REQUIREMENTS:
For this exercise, repeat all of the material verbatim apart from its images.

Dataset listings of figures:
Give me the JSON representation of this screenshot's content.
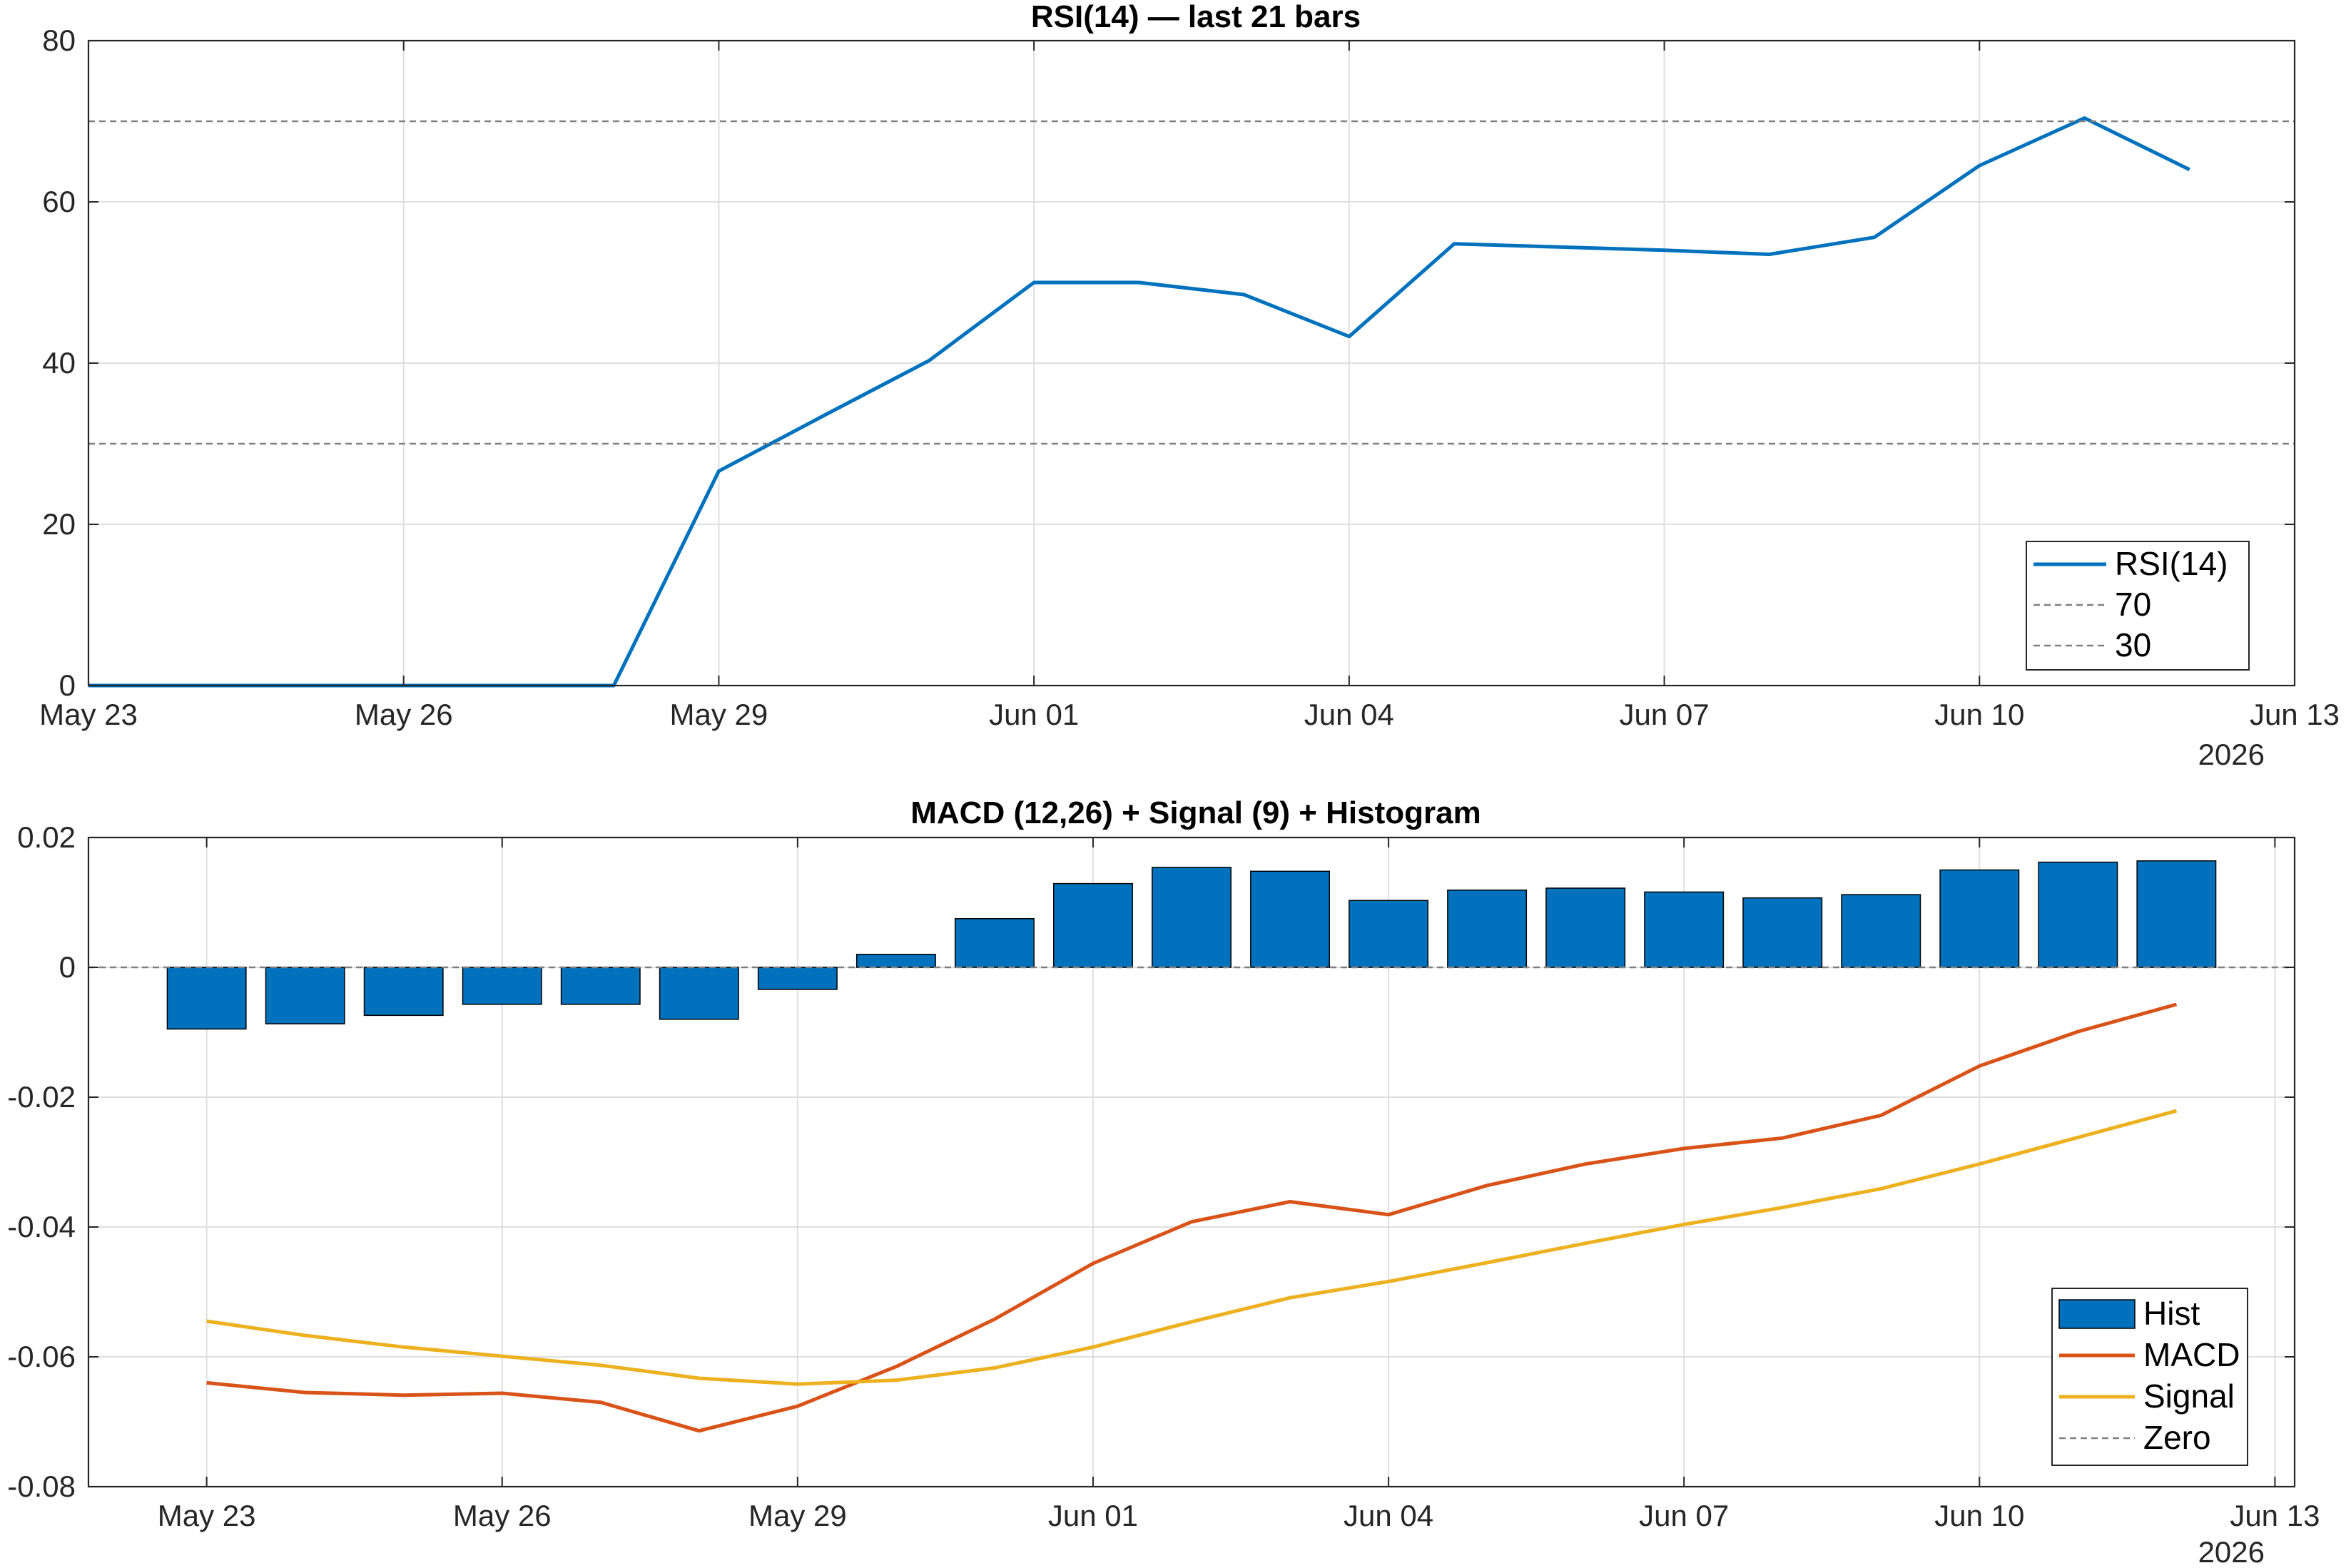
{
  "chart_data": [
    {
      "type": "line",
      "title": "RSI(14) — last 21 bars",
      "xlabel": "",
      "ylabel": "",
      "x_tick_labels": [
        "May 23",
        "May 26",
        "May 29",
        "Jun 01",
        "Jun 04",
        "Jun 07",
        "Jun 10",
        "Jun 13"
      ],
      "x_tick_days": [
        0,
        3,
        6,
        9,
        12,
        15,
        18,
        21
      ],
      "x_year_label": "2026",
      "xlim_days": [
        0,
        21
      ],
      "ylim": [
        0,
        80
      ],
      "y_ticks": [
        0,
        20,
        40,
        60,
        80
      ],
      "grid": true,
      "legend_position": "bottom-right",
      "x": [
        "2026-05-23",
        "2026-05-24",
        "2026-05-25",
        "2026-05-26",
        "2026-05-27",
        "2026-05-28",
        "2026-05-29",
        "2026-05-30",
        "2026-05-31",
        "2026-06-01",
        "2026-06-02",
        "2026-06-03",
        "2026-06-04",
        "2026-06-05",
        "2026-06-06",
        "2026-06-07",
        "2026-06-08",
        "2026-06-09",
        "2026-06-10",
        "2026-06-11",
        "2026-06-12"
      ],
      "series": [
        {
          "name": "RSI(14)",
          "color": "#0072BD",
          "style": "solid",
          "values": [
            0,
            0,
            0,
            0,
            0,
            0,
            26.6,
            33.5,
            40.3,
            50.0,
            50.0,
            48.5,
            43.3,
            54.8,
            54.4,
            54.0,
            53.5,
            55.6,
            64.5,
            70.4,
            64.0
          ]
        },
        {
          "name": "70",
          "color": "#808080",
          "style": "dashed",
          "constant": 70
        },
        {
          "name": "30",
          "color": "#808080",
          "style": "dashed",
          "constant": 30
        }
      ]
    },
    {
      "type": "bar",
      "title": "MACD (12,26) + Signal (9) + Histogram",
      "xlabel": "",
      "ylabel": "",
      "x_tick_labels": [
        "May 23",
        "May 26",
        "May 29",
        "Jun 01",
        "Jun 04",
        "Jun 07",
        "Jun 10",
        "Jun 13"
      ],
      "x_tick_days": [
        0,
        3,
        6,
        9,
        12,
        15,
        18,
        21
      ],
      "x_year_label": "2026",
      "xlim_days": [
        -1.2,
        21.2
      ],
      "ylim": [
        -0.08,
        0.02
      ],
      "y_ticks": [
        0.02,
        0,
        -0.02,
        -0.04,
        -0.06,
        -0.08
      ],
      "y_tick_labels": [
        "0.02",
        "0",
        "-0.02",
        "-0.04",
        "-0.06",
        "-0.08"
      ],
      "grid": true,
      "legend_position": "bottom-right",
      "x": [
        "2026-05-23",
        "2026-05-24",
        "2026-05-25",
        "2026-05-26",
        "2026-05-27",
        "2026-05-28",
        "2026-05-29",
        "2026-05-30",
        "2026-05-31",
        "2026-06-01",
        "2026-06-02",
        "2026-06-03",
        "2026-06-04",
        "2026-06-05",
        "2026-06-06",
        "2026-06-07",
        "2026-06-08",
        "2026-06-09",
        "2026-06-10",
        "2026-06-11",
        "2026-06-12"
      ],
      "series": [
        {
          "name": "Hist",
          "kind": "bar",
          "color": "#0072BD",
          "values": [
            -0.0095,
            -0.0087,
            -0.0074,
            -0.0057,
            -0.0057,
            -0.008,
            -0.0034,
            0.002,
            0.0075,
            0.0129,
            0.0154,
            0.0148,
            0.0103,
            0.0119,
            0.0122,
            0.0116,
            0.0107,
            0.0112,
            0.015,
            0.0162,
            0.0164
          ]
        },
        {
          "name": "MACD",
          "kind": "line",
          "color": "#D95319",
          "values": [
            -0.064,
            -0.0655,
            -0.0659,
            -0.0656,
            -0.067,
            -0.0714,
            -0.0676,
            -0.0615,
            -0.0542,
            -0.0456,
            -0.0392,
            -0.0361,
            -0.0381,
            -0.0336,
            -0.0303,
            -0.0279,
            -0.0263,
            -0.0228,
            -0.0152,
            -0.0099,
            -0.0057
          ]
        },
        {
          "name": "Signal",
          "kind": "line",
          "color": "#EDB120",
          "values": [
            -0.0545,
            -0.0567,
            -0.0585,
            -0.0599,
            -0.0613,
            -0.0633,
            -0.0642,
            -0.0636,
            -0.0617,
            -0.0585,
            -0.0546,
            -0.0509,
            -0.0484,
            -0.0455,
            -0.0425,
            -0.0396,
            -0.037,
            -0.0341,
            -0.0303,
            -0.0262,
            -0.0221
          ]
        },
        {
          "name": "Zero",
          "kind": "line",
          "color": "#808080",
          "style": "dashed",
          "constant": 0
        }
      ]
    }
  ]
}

RESULT BELOW:
Give me the JSON representation of this screenshot's content.
{
  "chart_data": [
    {
      "type": "line",
      "title": "RSI(14) — last 21 bars",
      "xlabel": "",
      "ylabel": "",
      "x_tick_labels": [
        "May 23",
        "May 26",
        "May 29",
        "Jun 01",
        "Jun 04",
        "Jun 07",
        "Jun 10",
        "Jun 13"
      ],
      "x_tick_days": [
        0,
        3,
        6,
        9,
        12,
        15,
        18,
        21
      ],
      "x_year_label": "2026",
      "xlim_days": [
        0,
        21
      ],
      "ylim": [
        0,
        80
      ],
      "y_ticks": [
        0,
        20,
        40,
        60,
        80
      ],
      "grid": true,
      "legend_position": "bottom-right",
      "x": [
        "2026-05-23",
        "2026-05-24",
        "2026-05-25",
        "2026-05-26",
        "2026-05-27",
        "2026-05-28",
        "2026-05-29",
        "2026-05-30",
        "2026-05-31",
        "2026-06-01",
        "2026-06-02",
        "2026-06-03",
        "2026-06-04",
        "2026-06-05",
        "2026-06-06",
        "2026-06-07",
        "2026-06-08",
        "2026-06-09",
        "2026-06-10",
        "2026-06-11",
        "2026-06-12"
      ],
      "series": [
        {
          "name": "RSI(14)",
          "color": "#0072BD",
          "style": "solid",
          "values": [
            0,
            0,
            0,
            0,
            0,
            0,
            26.6,
            33.5,
            40.3,
            50.0,
            50.0,
            48.5,
            43.3,
            54.8,
            54.4,
            54.0,
            53.5,
            55.6,
            64.5,
            70.4,
            64.0
          ]
        },
        {
          "name": "70",
          "color": "#808080",
          "style": "dashed",
          "constant": 70
        },
        {
          "name": "30",
          "color": "#808080",
          "style": "dashed",
          "constant": 30
        }
      ]
    },
    {
      "type": "bar",
      "title": "MACD (12,26) + Signal (9) + Histogram",
      "xlabel": "",
      "ylabel": "",
      "x_tick_labels": [
        "May 23",
        "May 26",
        "May 29",
        "Jun 01",
        "Jun 04",
        "Jun 07",
        "Jun 10",
        "Jun 13"
      ],
      "x_tick_days": [
        0,
        3,
        6,
        9,
        12,
        15,
        18,
        21
      ],
      "x_year_label": "2026",
      "xlim_days": [
        -1.2,
        21.2
      ],
      "ylim": [
        -0.08,
        0.02
      ],
      "y_ticks": [
        0.02,
        0,
        -0.02,
        -0.04,
        -0.06,
        -0.08
      ],
      "y_tick_labels": [
        "0.02",
        "0",
        "-0.02",
        "-0.04",
        "-0.06",
        "-0.08"
      ],
      "grid": true,
      "legend_position": "bottom-right",
      "x": [
        "2026-05-23",
        "2026-05-24",
        "2026-05-25",
        "2026-05-26",
        "2026-05-27",
        "2026-05-28",
        "2026-05-29",
        "2026-05-30",
        "2026-05-31",
        "2026-06-01",
        "2026-06-02",
        "2026-06-03",
        "2026-06-04",
        "2026-06-05",
        "2026-06-06",
        "2026-06-07",
        "2026-06-08",
        "2026-06-09",
        "2026-06-10",
        "2026-06-11",
        "2026-06-12"
      ],
      "series": [
        {
          "name": "Hist",
          "kind": "bar",
          "color": "#0072BD",
          "values": [
            -0.0095,
            -0.0087,
            -0.0074,
            -0.0057,
            -0.0057,
            -0.008,
            -0.0034,
            0.002,
            0.0075,
            0.0129,
            0.0154,
            0.0148,
            0.0103,
            0.0119,
            0.0122,
            0.0116,
            0.0107,
            0.0112,
            0.015,
            0.0162,
            0.0164
          ]
        },
        {
          "name": "MACD",
          "kind": "line",
          "color": "#D95319",
          "values": [
            -0.064,
            -0.0655,
            -0.0659,
            -0.0656,
            -0.067,
            -0.0714,
            -0.0676,
            -0.0615,
            -0.0542,
            -0.0456,
            -0.0392,
            -0.0361,
            -0.0381,
            -0.0336,
            -0.0303,
            -0.0279,
            -0.0263,
            -0.0228,
            -0.0152,
            -0.0099,
            -0.0057
          ]
        },
        {
          "name": "Signal",
          "kind": "line",
          "color": "#EDB120",
          "values": [
            -0.0545,
            -0.0567,
            -0.0585,
            -0.0599,
            -0.0613,
            -0.0633,
            -0.0642,
            -0.0636,
            -0.0617,
            -0.0585,
            -0.0546,
            -0.0509,
            -0.0484,
            -0.0455,
            -0.0425,
            -0.0396,
            -0.037,
            -0.0341,
            -0.0303,
            -0.0262,
            -0.0221
          ]
        },
        {
          "name": "Zero",
          "kind": "line",
          "color": "#808080",
          "style": "dashed",
          "constant": 0
        }
      ]
    }
  ]
}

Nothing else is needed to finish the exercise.